◆ **WRITTEN TASK**: Without the pictures, return each record as it appears.

Saved entries:
····················

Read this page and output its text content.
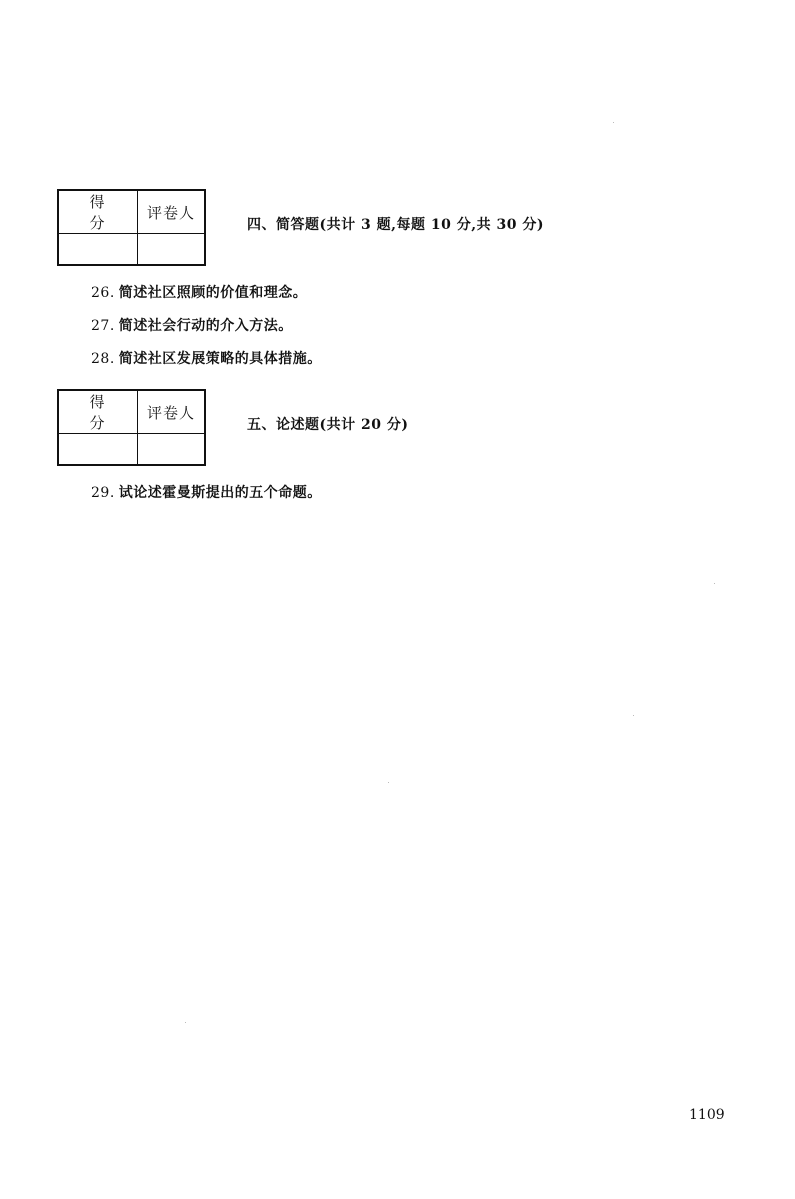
得 分	评卷人

四、简答题(共计 3 题,每题 10 分,共 30 分)
26. 简述社区照顾的价值和理念。
27. 简述社会行动的介入方法。
28. 简述社区发展策略的具体措施。
得 分	评卷人

五、论述题(共计 20 分)
29. 试论述霍曼斯提出的五个命题。
1109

····················

◆ **RESULT**:
Read this page and output its text content.
得 分	评卷人

四、简答题(共计 3 题,每题 10 分,共 30 分)
26. 简述社区照顾的价值和理念。
27. 简述社会行动的介入方法。
28. 简述社区发展策略的具体措施。
得 分	评卷人

五、论述题(共计 20 分)
29. 试论述霍曼斯提出的五个命题。
1109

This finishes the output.